[WRITTEN PROBLEM A]
Answer these questions from the low-flow statistics passage:
(i) What does the first number, the 7 in 7Q10, stand for?
(ii) Which gage and which years of daily discharge data does the example use?
(iii) In the function used for rolling means, which alignment matches a backward window?
[WRITTEN PROBLEM B]
Repeat the records word for word, from the start of the records down to and including the line containing "sidebar-section-noon[interactable]: NOON [0, 208, 219, 246]".

[DOCUMENT SEGMENT]
###
We will focus on hydrologic methods. What a surprise! You will most frequently see low flow stats in the format of xQy. So for example 7Q10 or 1Q10 are common design flows. Let’s look at the EPA definition of these and then break them down.

“The 1Q10 and 7Q10 are both hydrologically based design flows. The 1Q10 is the lowest 1-day average flow that occurs (on average) once every 10 years. The 7Q10 is the lowest 7-day average flow that occurs (on average) once every 10 years.” -EPA https://www.epa.gov/ceam/definition-and-characteristics-low-flows#1Q10

So the first number, the 7 in 7Q10 is how many days we will average flow over to calculate the statistic. Why does does this matter? Why not always use a 1 day flow record?

Then the second number is the return-interval of the flow, or the probability that a flow of that magnitude or lower will occur any given year. The 10 in 7Q10 means there is a 10 percent chance that the associated 7-day average flow or below will occur in any given year. Another way of saying this is that a flow of that magnitude or below occurs on average once every 10 years. However expressing it this way can be dangerous, especially with the opposite type of extreme flows: Floods. Why do you think it could be dangerous to say a flow of this magnitude or below will happen on average once every 10 years?

So, to calculate a 7Q10 we need: * 7-day mean-daily flows * The minimum value per year of those 7-day mean-daily flows * The return intervals of those minimum yearly flows

Because a 7Q10 flow means * There is a 10% chance (return interval = 10) that a river will have a average weekly flow of that level or below in a given year.

10.2 Get data

Let’s get started on an example. We will calculate the 7Q10 low flow statistic for the Linville NC usgs gage (02138500) using daily discharge data from 1922-1984. (parameter = 00060)

siteno <- "02138500"
startDate <- "1922-01-01"
endDate <- "1984-01-01"
parameter <- "00060"

Qdat <- readNWISdv(siteno, parameter, startDate, endDate) |> 
  renameNWISColumns()

10.3 Create the X days average flow record

Remember the 7 in 7Q10 means we are looking at the 7-day average flow. We just have daily values from the USGS gage, so we need to create this data record.

To do this we will calculate a rolling average, also called a moving-window average. This just means you grab the first 7 days, average them, then move the window of the days you are averaging forward a day, and average again… all the way through the record.

For your rolling mean you can have the window look forward, backward, or forward and backward. For example, a forward window takes the average of X number of records and places the value at the beginning. Backward places that value at the end, and both would put it in the middle. In the function we will use to do this, forward is a left align, backward is right align, and both is centered.

For example

data window = 1, 2, 3, 4, 5 (lots of values before and after this)

mean = 3

forward window/left align: 3, NA, NA, NA, NA

backward window/right align: NA, NA, NA, NA, 3

both/center align: NA, NA, 3, NA, NA

We could certainly set up some code to calculate this, but there is a nice and fast function in the zoo package for calculating rolling means.
###
[STORED DATA]

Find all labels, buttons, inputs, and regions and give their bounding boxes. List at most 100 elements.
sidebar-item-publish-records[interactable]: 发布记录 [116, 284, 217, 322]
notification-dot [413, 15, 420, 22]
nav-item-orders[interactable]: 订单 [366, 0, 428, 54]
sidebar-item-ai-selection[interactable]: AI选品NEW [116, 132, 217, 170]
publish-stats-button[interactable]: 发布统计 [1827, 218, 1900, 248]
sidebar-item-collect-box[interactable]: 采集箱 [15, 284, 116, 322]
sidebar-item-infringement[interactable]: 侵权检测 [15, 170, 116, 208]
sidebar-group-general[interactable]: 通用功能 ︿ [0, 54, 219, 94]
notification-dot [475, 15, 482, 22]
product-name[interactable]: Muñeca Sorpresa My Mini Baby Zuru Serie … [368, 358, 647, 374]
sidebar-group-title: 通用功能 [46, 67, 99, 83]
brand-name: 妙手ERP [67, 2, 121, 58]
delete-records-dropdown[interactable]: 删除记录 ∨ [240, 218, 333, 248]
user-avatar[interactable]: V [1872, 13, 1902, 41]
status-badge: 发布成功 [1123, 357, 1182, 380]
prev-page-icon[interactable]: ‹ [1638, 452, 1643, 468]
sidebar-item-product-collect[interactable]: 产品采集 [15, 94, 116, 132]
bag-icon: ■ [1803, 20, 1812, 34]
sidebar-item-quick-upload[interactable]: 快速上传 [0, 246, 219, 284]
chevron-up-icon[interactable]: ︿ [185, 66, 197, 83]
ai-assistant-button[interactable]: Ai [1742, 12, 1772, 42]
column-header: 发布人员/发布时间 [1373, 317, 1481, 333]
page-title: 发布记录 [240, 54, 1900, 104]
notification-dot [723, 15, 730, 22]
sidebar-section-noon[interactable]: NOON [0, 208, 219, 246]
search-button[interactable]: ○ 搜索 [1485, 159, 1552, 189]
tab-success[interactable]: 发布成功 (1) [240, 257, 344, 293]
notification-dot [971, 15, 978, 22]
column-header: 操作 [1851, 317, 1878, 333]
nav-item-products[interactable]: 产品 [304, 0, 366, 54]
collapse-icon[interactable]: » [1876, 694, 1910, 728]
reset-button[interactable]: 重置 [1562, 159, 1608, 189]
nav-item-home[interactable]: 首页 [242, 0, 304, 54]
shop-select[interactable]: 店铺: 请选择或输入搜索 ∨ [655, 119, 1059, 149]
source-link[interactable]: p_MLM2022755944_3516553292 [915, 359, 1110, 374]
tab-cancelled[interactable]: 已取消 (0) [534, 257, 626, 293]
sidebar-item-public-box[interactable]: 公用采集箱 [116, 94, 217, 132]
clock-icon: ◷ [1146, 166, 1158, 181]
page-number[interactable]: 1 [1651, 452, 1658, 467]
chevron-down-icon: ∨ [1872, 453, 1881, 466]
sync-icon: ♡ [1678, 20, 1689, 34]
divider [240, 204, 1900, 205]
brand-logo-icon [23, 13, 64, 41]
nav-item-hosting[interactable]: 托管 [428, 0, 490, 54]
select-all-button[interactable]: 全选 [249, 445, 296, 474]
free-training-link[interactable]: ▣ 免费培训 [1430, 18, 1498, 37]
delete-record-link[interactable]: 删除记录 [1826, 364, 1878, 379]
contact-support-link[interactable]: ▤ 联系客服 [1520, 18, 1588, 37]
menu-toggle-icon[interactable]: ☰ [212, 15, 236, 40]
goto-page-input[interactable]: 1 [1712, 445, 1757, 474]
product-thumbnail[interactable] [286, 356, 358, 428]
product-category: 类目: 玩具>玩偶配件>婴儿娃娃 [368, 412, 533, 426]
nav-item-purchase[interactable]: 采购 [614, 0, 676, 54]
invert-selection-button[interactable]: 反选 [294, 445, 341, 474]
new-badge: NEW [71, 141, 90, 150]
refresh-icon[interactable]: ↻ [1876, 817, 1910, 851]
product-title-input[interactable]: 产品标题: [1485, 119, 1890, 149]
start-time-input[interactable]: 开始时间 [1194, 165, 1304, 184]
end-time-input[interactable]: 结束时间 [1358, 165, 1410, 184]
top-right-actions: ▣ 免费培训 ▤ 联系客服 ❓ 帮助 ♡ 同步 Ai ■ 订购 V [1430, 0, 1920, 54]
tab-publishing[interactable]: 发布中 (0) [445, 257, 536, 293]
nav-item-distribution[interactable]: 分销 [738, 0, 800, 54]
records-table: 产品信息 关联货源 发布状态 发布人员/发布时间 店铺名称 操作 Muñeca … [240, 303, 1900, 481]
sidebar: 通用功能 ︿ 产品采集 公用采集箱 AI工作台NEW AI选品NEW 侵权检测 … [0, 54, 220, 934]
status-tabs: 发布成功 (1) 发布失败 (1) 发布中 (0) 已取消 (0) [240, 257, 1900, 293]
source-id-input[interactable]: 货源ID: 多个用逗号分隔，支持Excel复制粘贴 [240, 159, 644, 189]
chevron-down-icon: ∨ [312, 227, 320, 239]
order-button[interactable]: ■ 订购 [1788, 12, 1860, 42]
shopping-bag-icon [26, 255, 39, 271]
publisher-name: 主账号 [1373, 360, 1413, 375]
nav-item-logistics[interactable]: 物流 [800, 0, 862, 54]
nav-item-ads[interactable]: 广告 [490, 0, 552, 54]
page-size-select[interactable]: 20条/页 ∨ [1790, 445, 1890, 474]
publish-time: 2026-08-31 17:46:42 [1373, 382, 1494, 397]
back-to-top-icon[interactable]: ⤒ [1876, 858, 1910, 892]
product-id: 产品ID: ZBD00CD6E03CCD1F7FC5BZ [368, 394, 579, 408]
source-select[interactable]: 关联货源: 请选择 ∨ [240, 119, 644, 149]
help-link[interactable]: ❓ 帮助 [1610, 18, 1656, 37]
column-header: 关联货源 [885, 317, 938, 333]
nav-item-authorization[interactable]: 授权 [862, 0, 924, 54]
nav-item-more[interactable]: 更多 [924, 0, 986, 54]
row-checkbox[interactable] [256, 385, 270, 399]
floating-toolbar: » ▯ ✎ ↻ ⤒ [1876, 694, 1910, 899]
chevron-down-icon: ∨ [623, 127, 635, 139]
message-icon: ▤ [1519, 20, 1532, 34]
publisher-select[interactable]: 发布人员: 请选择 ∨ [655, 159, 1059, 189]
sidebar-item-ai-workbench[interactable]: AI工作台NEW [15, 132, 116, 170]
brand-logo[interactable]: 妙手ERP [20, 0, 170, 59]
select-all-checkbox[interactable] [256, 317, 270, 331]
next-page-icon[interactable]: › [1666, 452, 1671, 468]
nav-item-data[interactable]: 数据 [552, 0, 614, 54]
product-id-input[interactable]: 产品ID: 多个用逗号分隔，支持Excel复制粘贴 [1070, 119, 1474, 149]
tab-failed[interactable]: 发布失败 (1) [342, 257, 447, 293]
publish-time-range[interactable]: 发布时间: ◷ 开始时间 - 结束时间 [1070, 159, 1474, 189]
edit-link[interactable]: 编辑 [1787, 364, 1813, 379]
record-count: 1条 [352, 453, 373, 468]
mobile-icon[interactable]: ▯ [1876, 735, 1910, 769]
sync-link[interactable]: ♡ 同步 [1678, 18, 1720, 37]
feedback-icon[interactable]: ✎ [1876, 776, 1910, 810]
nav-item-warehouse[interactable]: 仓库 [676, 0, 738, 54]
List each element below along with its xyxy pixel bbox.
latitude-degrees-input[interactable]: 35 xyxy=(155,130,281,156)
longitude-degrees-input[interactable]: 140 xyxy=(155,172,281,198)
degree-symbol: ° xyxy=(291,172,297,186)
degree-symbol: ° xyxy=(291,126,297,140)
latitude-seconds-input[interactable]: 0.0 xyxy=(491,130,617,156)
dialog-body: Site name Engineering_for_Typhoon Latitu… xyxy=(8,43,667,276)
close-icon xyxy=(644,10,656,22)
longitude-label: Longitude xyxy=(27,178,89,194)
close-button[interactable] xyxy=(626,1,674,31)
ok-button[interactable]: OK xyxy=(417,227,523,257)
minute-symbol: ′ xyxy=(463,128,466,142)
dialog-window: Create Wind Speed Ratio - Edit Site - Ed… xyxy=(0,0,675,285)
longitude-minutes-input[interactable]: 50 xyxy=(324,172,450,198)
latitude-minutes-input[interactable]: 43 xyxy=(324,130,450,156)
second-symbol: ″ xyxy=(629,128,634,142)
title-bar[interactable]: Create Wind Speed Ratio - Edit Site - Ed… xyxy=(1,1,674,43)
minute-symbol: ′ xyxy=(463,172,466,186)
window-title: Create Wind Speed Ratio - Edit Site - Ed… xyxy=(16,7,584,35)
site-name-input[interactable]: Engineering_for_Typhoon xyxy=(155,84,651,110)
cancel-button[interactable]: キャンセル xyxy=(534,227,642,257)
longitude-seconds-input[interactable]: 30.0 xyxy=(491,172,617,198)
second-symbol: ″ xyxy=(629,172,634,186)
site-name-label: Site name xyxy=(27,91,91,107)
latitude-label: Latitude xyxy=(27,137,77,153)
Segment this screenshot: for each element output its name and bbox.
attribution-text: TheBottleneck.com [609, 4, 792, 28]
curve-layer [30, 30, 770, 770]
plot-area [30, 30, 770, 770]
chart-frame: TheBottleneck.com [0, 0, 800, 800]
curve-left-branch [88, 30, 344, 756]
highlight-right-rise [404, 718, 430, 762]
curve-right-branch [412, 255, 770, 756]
###
[TASK RESULT A]
(i) It is how many days the flow is averaged over to calculate the statistic.
(ii) The Linville NC USGS gage (02138500), with daily discharge data from 1922-1984.
(iii) Right align.

[TASK RESULT B]
Find all labels, buttons, inputs, and regions and give their bounding boxes. List at most 100 elements.
sidebar-item-publish-records[interactable]: 发布记录 [116, 284, 217, 322]
notification-dot [413, 15, 420, 22]
nav-item-orders[interactable]: 订单 [366, 0, 428, 54]
sidebar-item-ai-selection[interactable]: AI选品NEW [116, 132, 217, 170]
publish-stats-button[interactable]: 发布统计 [1827, 218, 1900, 248]
sidebar-item-collect-box[interactable]: 采集箱 [15, 284, 116, 322]
sidebar-item-infringement[interactable]: 侵权检测 [15, 170, 116, 208]
sidebar-group-general[interactable]: 通用功能 ︿ [0, 54, 219, 94]
notification-dot [475, 15, 482, 22]
product-name[interactable]: Muñeca Sorpresa My Mini Baby Zuru Serie … [368, 358, 647, 374]
sidebar-group-title: 通用功能 [46, 67, 99, 83]
brand-name: 妙手ERP [67, 2, 121, 58]
delete-records-dropdown[interactable]: 删除记录 ∨ [240, 218, 333, 248]
user-avatar[interactable]: V [1872, 13, 1902, 41]
status-badge: 发布成功 [1123, 357, 1182, 380]
prev-page-icon[interactable]: ‹ [1638, 452, 1643, 468]
sidebar-item-product-collect[interactable]: 产品采集 [15, 94, 116, 132]
bag-icon: ■ [1803, 20, 1812, 34]
sidebar-item-quick-upload[interactable]: 快速上传 [0, 246, 219, 284]
chevron-up-icon[interactable]: ︿ [185, 66, 197, 83]
ai-assistant-button[interactable]: Ai [1742, 12, 1772, 42]
column-header: 发布人员/发布时间 [1373, 317, 1481, 333]
page-title: 发布记录 [240, 54, 1900, 104]
notification-dot [723, 15, 730, 22]
sidebar-section-noon[interactable]: NOON [0, 208, 219, 246]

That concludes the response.